[Stored records]
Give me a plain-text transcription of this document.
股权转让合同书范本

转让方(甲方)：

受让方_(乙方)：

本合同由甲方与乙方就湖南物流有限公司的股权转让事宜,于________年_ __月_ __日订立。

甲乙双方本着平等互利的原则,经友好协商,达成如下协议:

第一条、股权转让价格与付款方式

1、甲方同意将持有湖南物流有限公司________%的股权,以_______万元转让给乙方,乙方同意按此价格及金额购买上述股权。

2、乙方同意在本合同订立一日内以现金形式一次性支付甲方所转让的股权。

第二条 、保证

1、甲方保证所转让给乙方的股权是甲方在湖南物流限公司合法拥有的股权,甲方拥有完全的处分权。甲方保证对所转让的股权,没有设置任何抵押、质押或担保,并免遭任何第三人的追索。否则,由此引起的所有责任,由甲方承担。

To do » Reproduce every record, matching each line exactly.

Correct output »
Give me a plain-text transcription of this document.
股权转让合同书范本

转让方(甲方)：

受让方_(乙方)：

本合同由甲方与乙方就湖南物流有限公司的股权转让事宜,于________年_ __月_ __日订立。

甲乙双方本着平等互利的原则,经友好协商,达成如下协议:

第一条、股权转让价格与付款方式

1、甲方同意将持有湖南物流有限公司________%的股权,以_______万元转让给乙方,乙方同意按此价格及金额购买上述股权。

2、乙方同意在本合同订立一日内以现金形式一次性支付甲方所转让的股权。

第二条 、保证

1、甲方保证所转让给乙方的股权是甲方在湖南物流限公司合法拥有的股权,甲方拥有完全的处分权。甲方保证对所转让的股权,没有设置任何抵押、质押或担保,并免遭任何第三人的追索。否则,由此引起的所有责任,由甲方承担。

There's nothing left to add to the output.